§ **Records**

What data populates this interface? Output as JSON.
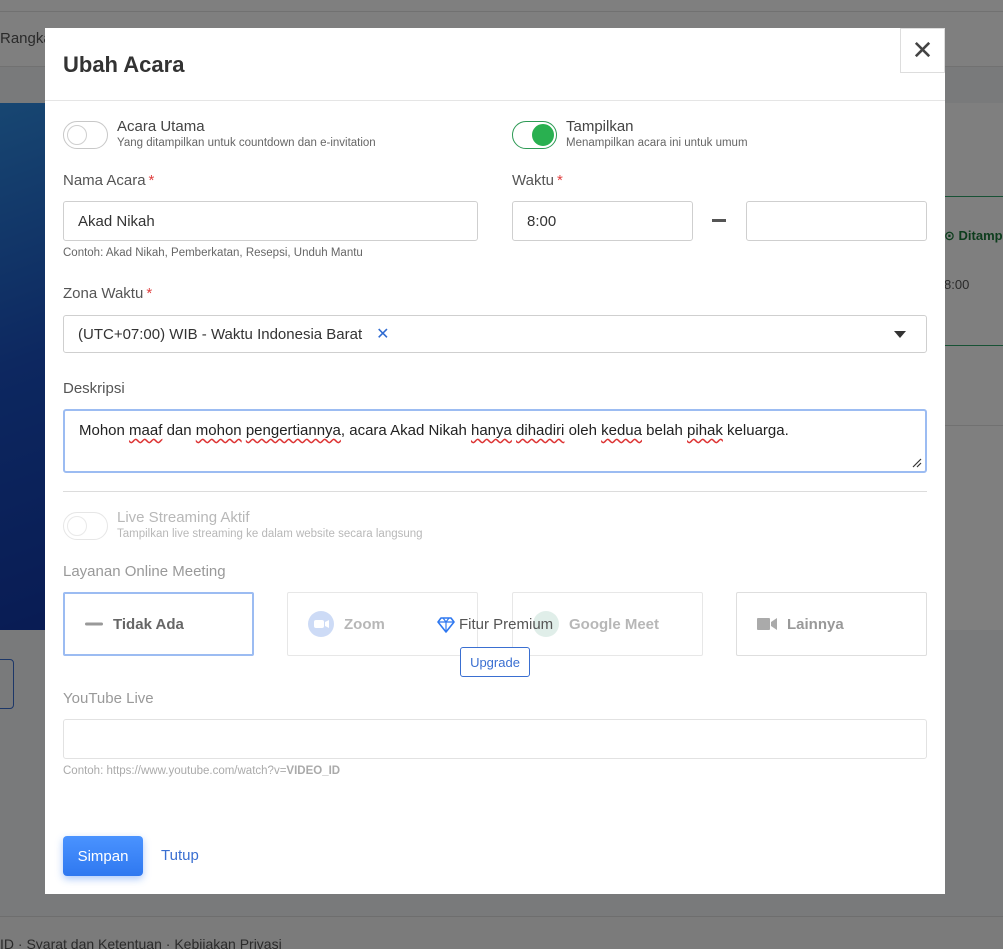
{
  "background": {
    "subnav_text": "Rangka",
    "card_label": "⊙ Ditamp",
    "card_time": "8:00",
    "footer_text": "ID · Syarat dan Ketentuan · Kebijakan Privasi"
  },
  "modal": {
    "title": "Ubah Acara",
    "close_icon": "close-icon",
    "main_event": {
      "title": "Acara Utama",
      "subtitle": "Yang ditampilkan untuk countdown dan e-invitation",
      "enabled": false
    },
    "display": {
      "title": "Tampilkan",
      "subtitle": "Menampilkan acara ini untuk umum",
      "enabled": true
    },
    "event_name": {
      "label": "Nama Acara",
      "required_mark": "*",
      "value": "Akad Nikah",
      "hint": "Contoh: Akad Nikah, Pemberkatan, Resepsi, Unduh Mantu"
    },
    "time": {
      "label": "Waktu",
      "required_mark": "*",
      "start": "8:00",
      "end": ""
    },
    "timezone": {
      "label": "Zona Waktu",
      "required_mark": "*",
      "value": "(UTC+07:00) WIB - Waktu Indonesia Barat",
      "clear": "✕"
    },
    "description": {
      "label": "Deskripsi",
      "words": [
        {
          "t": "Mohon ",
          "m": false
        },
        {
          "t": "maaf",
          "m": true
        },
        {
          "t": " dan ",
          "m": false
        },
        {
          "t": "mohon",
          "m": true
        },
        {
          "t": " ",
          "m": false
        },
        {
          "t": "pengertiannya",
          "m": true
        },
        {
          "t": ", acara Akad Nikah ",
          "m": false
        },
        {
          "t": "hanya",
          "m": true
        },
        {
          "t": " ",
          "m": false
        },
        {
          "t": "dihadiri",
          "m": true
        },
        {
          "t": " oleh ",
          "m": false
        },
        {
          "t": "kedua",
          "m": true
        },
        {
          "t": " belah ",
          "m": false
        },
        {
          "t": "pihak",
          "m": true
        },
        {
          "t": " keluarga.",
          "m": false
        }
      ]
    },
    "live_streaming": {
      "title": "Live Streaming Aktif",
      "subtitle": "Tampilkan live streaming ke dalam website secara langsung",
      "enabled": false
    },
    "online_meeting": {
      "label": "Layanan Online Meeting",
      "options": [
        {
          "label": "Tidak Ada",
          "icon": "minus-icon",
          "selected": true
        },
        {
          "label": "Zoom",
          "icon": "zoom-icon",
          "selected": false
        },
        {
          "label": "Google Meet",
          "icon": "google-meet-icon",
          "selected": false
        },
        {
          "label": "Lainnya",
          "icon": "video-camera-icon",
          "selected": false
        }
      ],
      "premium_label": "Fitur Premium",
      "premium_icon": "diamond-icon",
      "upgrade_label": "Upgrade"
    },
    "youtube": {
      "label": "YouTube Live",
      "value": "",
      "hint_prefix": "Contoh: https://www.youtube.com/watch?v=",
      "hint_bold": "VIDEO_ID"
    },
    "actions": {
      "save_label": "Simpan",
      "close_label": "Tutup"
    }
  },
  "colors": {
    "primary": "#2f78f0",
    "toggle_on": "#29b050",
    "required": "#e04040",
    "focus_border": "#9cbcf2"
  }
}
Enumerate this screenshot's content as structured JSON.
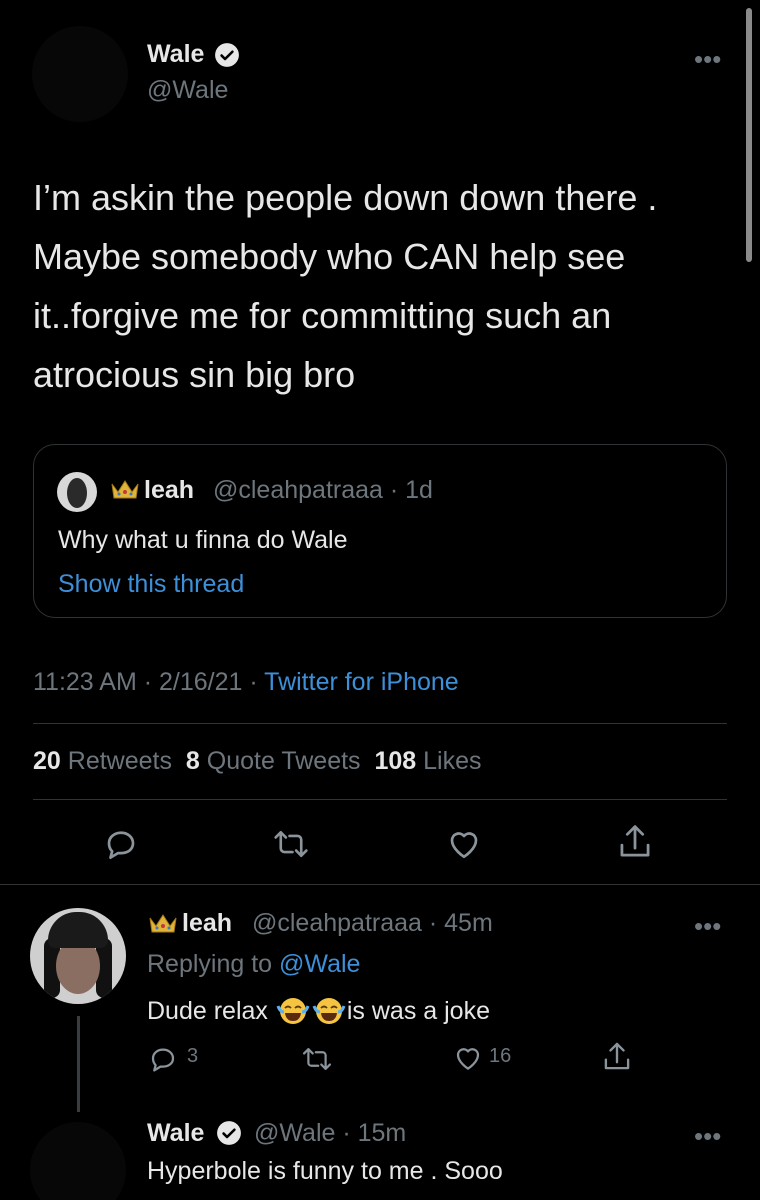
{
  "main_tweet": {
    "name": "Wale",
    "handle": "@Wale",
    "more": "•••",
    "text": "I’m askin the people down down there . Maybe somebody who CAN help see it..forgive me for committing such an atrocious sin big bro",
    "timestamp": "11:23 AM · 2/16/21 · ",
    "source": "Twitter for iPhone",
    "stats": {
      "retweets_count": "20",
      "retweets_label": "Retweets",
      "quotes_count": "8",
      "quotes_label": "Quote Tweets",
      "likes_count": "108",
      "likes_label": "Likes"
    }
  },
  "quoted_tweet": {
    "name": "leah",
    "handle_time": "@cleahpatraaa · 1d",
    "text": "Why what u finna do Wale",
    "show_thread": "Show this thread"
  },
  "replies": [
    {
      "name": "leah",
      "handle_time": "@cleahpatraaa · 45m",
      "more": "•••",
      "replying_prefix": "Replying to ",
      "replying_to": "@Wale",
      "text_before": "Dude relax ",
      "text_after": "is was a joke",
      "reply_count": "3",
      "like_count": "16"
    },
    {
      "name": "Wale",
      "handle_time": "@Wale · 15m",
      "more": "•••",
      "text": "Hyperbole is funny to me . Sooo"
    }
  ],
  "colors": {
    "background": "#000000",
    "accent": "#3d8fd8",
    "muted": "#6e767d",
    "divider": "#2f3336"
  },
  "icons": [
    "verified-badge-icon",
    "more-icon",
    "reply-icon",
    "retweet-icon",
    "like-icon",
    "share-icon",
    "crown-emoji-icon",
    "laughing-emoji-icon"
  ]
}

§ **Brief**
Output every entry verbatim. Pictures do not belong in the copy.

§ **The response**
What data populates this interface? Output as JSON.
{
  "background": {
    "subnav_text": "Rangka",
    "card_label": "⊙ Ditamp",
    "card_time": "8:00",
    "footer_text": "ID · Syarat dan Ketentuan · Kebijakan Privasi"
  },
  "modal": {
    "title": "Ubah Acara",
    "close_icon": "close-icon",
    "main_event": {
      "title": "Acara Utama",
      "subtitle": "Yang ditampilkan untuk countdown dan e-invitation",
      "enabled": false
    },
    "display": {
      "title": "Tampilkan",
      "subtitle": "Menampilkan acara ini untuk umum",
      "enabled": true
    },
    "event_name": {
      "label": "Nama Acara",
      "required_mark": "*",
      "value": "Akad Nikah",
      "hint": "Contoh: Akad Nikah, Pemberkatan, Resepsi, Unduh Mantu"
    },
    "time": {
      "label": "Waktu",
      "required_mark": "*",
      "start": "8:00",
      "end": ""
    },
    "timezone": {
      "label": "Zona Waktu",
      "required_mark": "*",
      "value": "(UTC+07:00) WIB - Waktu Indonesia Barat",
      "clear": "✕"
    },
    "description": {
      "label": "Deskripsi",
      "words": [
        {
          "t": "Mohon ",
          "m": false
        },
        {
          "t": "maaf",
          "m": true
        },
        {
          "t": " dan ",
          "m": false
        },
        {
          "t": "mohon",
          "m": true
        },
        {
          "t": " ",
          "m": false
        },
        {
          "t": "pengertiannya",
          "m": true
        },
        {
          "t": ", acara Akad Nikah ",
          "m": false
        },
        {
          "t": "hanya",
          "m": true
        },
        {
          "t": " ",
          "m": false
        },
        {
          "t": "dihadiri",
          "m": true
        },
        {
          "t": " oleh ",
          "m": false
        },
        {
          "t": "kedua",
          "m": true
        },
        {
          "t": " belah ",
          "m": false
        },
        {
          "t": "pihak",
          "m": true
        },
        {
          "t": " keluarga.",
          "m": false
        }
      ]
    },
    "live_streaming": {
      "title": "Live Streaming Aktif",
      "subtitle": "Tampilkan live streaming ke dalam website secara langsung",
      "enabled": false
    },
    "online_meeting": {
      "label": "Layanan Online Meeting",
      "options": [
        {
          "label": "Tidak Ada",
          "icon": "minus-icon",
          "selected": true
        },
        {
          "label": "Zoom",
          "icon": "zoom-icon",
          "selected": false
        },
        {
          "label": "Google Meet",
          "icon": "google-meet-icon",
          "selected": false
        },
        {
          "label": "Lainnya",
          "icon": "video-camera-icon",
          "selected": false
        }
      ],
      "premium_label": "Fitur Premium",
      "premium_icon": "diamond-icon",
      "upgrade_label": "Upgrade"
    },
    "youtube": {
      "label": "YouTube Live",
      "value": "",
      "hint_prefix": "Contoh: https://www.youtube.com/watch?v=",
      "hint_bold": "VIDEO_ID"
    },
    "actions": {
      "save_label": "Simpan",
      "close_label": "Tutup"
    }
  },
  "colors": {
    "primary": "#2f78f0",
    "toggle_on": "#29b050",
    "required": "#e04040",
    "focus_border": "#9cbcf2"
  }
}
Enumerate this screenshot's content as structured JSON.
{
  "main_tweet": {
    "name": "Wale",
    "handle": "@Wale",
    "more": "•••",
    "text": "I’m askin the people down down there . Maybe somebody who CAN help see it..forgive me for committing such an atrocious sin big bro",
    "timestamp": "11:23 AM · 2/16/21 · ",
    "source": "Twitter for iPhone",
    "stats": {
      "retweets_count": "20",
      "retweets_label": "Retweets",
      "quotes_count": "8",
      "quotes_label": "Quote Tweets",
      "likes_count": "108",
      "likes_label": "Likes"
    }
  },
  "quoted_tweet": {
    "name": "leah",
    "handle_time": "@cleahpatraaa · 1d",
    "text": "Why what u finna do Wale",
    "show_thread": "Show this thread"
  },
  "replies": [
    {
      "name": "leah",
      "handle_time": "@cleahpatraaa · 45m",
      "more": "•••",
      "replying_prefix": "Replying to ",
      "replying_to": "@Wale",
      "text_before": "Dude relax ",
      "text_after": "is was a joke",
      "reply_count": "3",
      "like_count": "16"
    },
    {
      "name": "Wale",
      "handle_time": "@Wale · 15m",
      "more": "•••",
      "text": "Hyperbole is funny to me . Sooo"
    }
  ],
  "colors": {
    "background": "#000000",
    "accent": "#3d8fd8",
    "muted": "#6e767d",
    "divider": "#2f3336"
  },
  "icons": [
    "verified-badge-icon",
    "more-icon",
    "reply-icon",
    "retweet-icon",
    "like-icon",
    "share-icon",
    "crown-emoji-icon",
    "laughing-emoji-icon"
  ]
}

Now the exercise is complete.